--- Begin LISTING ---
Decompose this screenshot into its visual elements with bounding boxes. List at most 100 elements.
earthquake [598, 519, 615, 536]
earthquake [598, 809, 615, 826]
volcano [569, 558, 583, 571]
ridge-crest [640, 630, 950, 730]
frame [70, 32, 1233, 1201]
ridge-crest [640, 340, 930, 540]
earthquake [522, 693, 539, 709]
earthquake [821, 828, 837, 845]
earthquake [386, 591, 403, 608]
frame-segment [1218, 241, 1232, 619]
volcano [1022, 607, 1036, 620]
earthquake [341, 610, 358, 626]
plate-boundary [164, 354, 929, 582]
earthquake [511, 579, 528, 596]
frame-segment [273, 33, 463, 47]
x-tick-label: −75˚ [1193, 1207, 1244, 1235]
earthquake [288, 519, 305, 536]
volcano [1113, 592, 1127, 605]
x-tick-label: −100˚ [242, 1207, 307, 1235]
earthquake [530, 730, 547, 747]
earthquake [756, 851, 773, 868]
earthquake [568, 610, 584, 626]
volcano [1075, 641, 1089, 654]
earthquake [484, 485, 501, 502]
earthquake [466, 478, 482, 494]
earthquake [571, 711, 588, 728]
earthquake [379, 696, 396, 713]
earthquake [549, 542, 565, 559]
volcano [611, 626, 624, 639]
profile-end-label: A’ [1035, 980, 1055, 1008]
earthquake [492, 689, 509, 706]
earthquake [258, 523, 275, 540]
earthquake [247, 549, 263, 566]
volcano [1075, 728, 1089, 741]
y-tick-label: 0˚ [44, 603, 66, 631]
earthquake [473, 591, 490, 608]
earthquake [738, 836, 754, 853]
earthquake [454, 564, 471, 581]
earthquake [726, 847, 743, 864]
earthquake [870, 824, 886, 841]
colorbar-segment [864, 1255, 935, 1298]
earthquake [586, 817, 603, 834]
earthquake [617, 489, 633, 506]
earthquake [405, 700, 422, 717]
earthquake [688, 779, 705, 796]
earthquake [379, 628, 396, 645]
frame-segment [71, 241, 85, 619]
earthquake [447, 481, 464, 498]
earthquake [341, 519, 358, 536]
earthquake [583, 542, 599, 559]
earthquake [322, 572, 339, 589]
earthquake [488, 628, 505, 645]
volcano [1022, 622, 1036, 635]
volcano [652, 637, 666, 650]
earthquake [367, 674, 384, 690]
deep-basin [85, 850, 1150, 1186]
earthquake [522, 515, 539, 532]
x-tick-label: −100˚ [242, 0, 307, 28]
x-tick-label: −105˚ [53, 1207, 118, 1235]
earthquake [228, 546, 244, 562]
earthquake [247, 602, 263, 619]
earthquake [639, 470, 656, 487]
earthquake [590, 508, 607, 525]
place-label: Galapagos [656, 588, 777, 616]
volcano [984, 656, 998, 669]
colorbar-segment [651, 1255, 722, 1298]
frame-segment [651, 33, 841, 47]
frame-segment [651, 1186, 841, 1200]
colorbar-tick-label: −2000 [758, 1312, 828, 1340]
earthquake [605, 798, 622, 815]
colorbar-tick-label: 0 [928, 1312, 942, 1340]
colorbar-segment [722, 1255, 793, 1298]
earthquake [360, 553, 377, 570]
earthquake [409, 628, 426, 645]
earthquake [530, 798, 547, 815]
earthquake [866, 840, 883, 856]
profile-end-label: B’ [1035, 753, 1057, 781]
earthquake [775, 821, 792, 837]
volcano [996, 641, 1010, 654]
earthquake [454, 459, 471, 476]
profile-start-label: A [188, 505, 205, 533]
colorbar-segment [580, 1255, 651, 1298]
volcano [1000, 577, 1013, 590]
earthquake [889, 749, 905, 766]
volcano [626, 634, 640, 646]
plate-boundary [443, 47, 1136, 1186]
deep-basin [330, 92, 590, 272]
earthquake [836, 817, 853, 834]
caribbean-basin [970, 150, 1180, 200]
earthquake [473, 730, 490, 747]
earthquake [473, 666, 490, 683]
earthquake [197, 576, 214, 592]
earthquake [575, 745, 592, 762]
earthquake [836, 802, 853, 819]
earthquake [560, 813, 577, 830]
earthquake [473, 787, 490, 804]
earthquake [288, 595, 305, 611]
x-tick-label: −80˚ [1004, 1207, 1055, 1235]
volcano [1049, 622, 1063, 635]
--- End LISTING ---
EXERCISE INSTRUCTIONS »
Please recast the entries as a numbered list, starting at the beginning of the entries and ending at the line containing "earthquake [522, 515, 539, 532]", with both ends included and blank lines omitted.

EXPECTED ANSWER »
1. Decompose this screenshot into its visual elements with bounding boxes. List at most 100 elements.
2. earthquake [598, 519, 615, 536]
3. earthquake [598, 809, 615, 826]
4. volcano [569, 558, 583, 571]
5. ridge-crest [640, 630, 950, 730]
6. frame [70, 32, 1233, 1201]
7. ridge-crest [640, 340, 930, 540]
8. earthquake [522, 693, 539, 709]
9. earthquake [821, 828, 837, 845]
10. earthquake [386, 591, 403, 608]
11. frame-segment [1218, 241, 1232, 619]
12. volcano [1022, 607, 1036, 620]
13. earthquake [341, 610, 358, 626]
14. plate-boundary [164, 354, 929, 582]
15. earthquake [511, 579, 528, 596]
16. frame-segment [273, 33, 463, 47]
17. x-tick-label: −75˚ [1193, 1207, 1244, 1235]
18. earthquake [288, 519, 305, 536]
19. volcano [1113, 592, 1127, 605]
20. x-tick-label: −100˚ [242, 1207, 307, 1235]
21. earthquake [530, 730, 547, 747]
22. earthquake [756, 851, 773, 868]
23. earthquake [568, 610, 584, 626]
24. volcano [1075, 641, 1089, 654]
25. earthquake [484, 485, 501, 502]
26. earthquake [466, 478, 482, 494]
27. earthquake [571, 711, 588, 728]
28. earthquake [379, 696, 396, 713]
29. earthquake [549, 542, 565, 559]
30. volcano [611, 626, 624, 639]
31. profile-end-label: A’ [1035, 980, 1055, 1008]
32. earthquake [492, 689, 509, 706]
33. earthquake [258, 523, 275, 540]
34. earthquake [247, 549, 263, 566]
35. volcano [1075, 728, 1089, 741]
36. y-tick-label: 0˚ [44, 603, 66, 631]
37. earthquake [473, 591, 490, 608]
38. earthquake [738, 836, 754, 853]
39. earthquake [454, 564, 471, 581]
40. earthquake [726, 847, 743, 864]
41. earthquake [870, 824, 886, 841]
42. colorbar-segment [864, 1255, 935, 1298]
43. earthquake [586, 817, 603, 834]
44. earthquake [617, 489, 633, 506]
45. earthquake [405, 700, 422, 717]
46. earthquake [688, 779, 705, 796]
47. earthquake [379, 628, 396, 645]
48. frame-segment [71, 241, 85, 619]
49. earthquake [447, 481, 464, 498]
50. earthquake [341, 519, 358, 536]
51. earthquake [583, 542, 599, 559]
52. earthquake [322, 572, 339, 589]
53. earthquake [488, 628, 505, 645]
54. volcano [1022, 622, 1036, 635]
55. volcano [652, 637, 666, 650]
56. earthquake [367, 674, 384, 690]
57. deep-basin [85, 850, 1150, 1186]
58. earthquake [522, 515, 539, 532]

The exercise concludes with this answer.